The exercise -
The data below is to be returned in full and exactly.

Collection entries

>>>>>

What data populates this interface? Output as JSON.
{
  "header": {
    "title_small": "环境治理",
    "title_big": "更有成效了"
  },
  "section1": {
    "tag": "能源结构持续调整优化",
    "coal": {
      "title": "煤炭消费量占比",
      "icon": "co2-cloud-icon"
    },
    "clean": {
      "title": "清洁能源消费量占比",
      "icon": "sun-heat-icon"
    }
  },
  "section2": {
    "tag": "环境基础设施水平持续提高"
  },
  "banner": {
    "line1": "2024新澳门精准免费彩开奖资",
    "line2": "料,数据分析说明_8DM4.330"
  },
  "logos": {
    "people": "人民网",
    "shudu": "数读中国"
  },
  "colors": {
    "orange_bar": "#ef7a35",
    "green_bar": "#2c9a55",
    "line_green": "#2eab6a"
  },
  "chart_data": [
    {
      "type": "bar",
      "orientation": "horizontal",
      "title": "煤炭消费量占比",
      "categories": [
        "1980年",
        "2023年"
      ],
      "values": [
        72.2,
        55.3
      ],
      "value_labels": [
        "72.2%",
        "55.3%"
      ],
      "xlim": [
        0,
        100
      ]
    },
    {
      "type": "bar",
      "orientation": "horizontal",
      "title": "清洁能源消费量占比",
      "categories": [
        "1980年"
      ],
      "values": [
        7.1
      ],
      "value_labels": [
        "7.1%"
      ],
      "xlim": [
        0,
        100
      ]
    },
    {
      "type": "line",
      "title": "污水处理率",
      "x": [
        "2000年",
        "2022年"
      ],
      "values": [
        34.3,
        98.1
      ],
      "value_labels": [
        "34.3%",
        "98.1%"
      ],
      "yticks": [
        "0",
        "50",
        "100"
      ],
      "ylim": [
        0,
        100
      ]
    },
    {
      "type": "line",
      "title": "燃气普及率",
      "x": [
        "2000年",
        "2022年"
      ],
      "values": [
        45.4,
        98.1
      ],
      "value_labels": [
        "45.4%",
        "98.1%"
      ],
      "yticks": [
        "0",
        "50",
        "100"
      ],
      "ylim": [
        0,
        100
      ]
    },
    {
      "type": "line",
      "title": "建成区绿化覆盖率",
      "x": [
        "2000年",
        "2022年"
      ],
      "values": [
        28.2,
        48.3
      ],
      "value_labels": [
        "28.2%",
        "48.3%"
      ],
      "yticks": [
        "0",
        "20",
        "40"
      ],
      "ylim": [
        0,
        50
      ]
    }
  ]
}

<<<<<

Correct result -
What data populates this interface? Output as JSON.
{
  "header": {
    "title_small": "环境治理",
    "title_big": "更有成效了"
  },
  "section1": {
    "tag": "能源结构持续调整优化",
    "coal": {
      "title": "煤炭消费量占比",
      "icon": "co2-cloud-icon"
    },
    "clean": {
      "title": "清洁能源消费量占比",
      "icon": "sun-heat-icon"
    }
  },
  "section2": {
    "tag": "环境基础设施水平持续提高"
  },
  "banner": {
    "line1": "2024新澳门精准免费彩开奖资",
    "line2": "料,数据分析说明_8DM4.330"
  },
  "logos": {
    "people": "人民网",
    "shudu": "数读中国"
  },
  "colors": {
    "orange_bar": "#ef7a35",
    "green_bar": "#2c9a55",
    "line_green": "#2eab6a"
  },
  "chart_data": [
    {
      "type": "bar",
      "orientation": "horizontal",
      "title": "煤炭消费量占比",
      "categories": [
        "1980年",
        "2023年"
      ],
      "values": [
        72.2,
        55.3
      ],
      "value_labels": [
        "72.2%",
        "55.3%"
      ],
      "xlim": [
        0,
        100
      ]
    },
    {
      "type": "bar",
      "orientation": "horizontal",
      "title": "清洁能源消费量占比",
      "categories": [
        "1980年"
      ],
      "values": [
        7.1
      ],
      "value_labels": [
        "7.1%"
      ],
      "xlim": [
        0,
        100
      ]
    },
    {
      "type": "line",
      "title": "污水处理率",
      "x": [
        "2000年",
        "2022年"
      ],
      "values": [
        34.3,
        98.1
      ],
      "value_labels": [
        "34.3%",
        "98.1%"
      ],
      "yticks": [
        "0",
        "50",
        "100"
      ],
      "ylim": [
        0,
        100
      ]
    },
    {
      "type": "line",
      "title": "燃气普及率",
      "x": [
        "2000年",
        "2022年"
      ],
      "values": [
        45.4,
        98.1
      ],
      "value_labels": [
        "45.4%",
        "98.1%"
      ],
      "yticks": [
        "0",
        "50",
        "100"
      ],
      "ylim": [
        0,
        100
      ]
    },
    {
      "type": "line",
      "title": "建成区绿化覆盖率",
      "x": [
        "2000年",
        "2022年"
      ],
      "values": [
        28.2,
        48.3
      ],
      "value_labels": [
        "28.2%",
        "48.3%"
      ],
      "yticks": [
        "0",
        "20",
        "40"
      ],
      "ylim": [
        0,
        50
      ]
    }
  ]
}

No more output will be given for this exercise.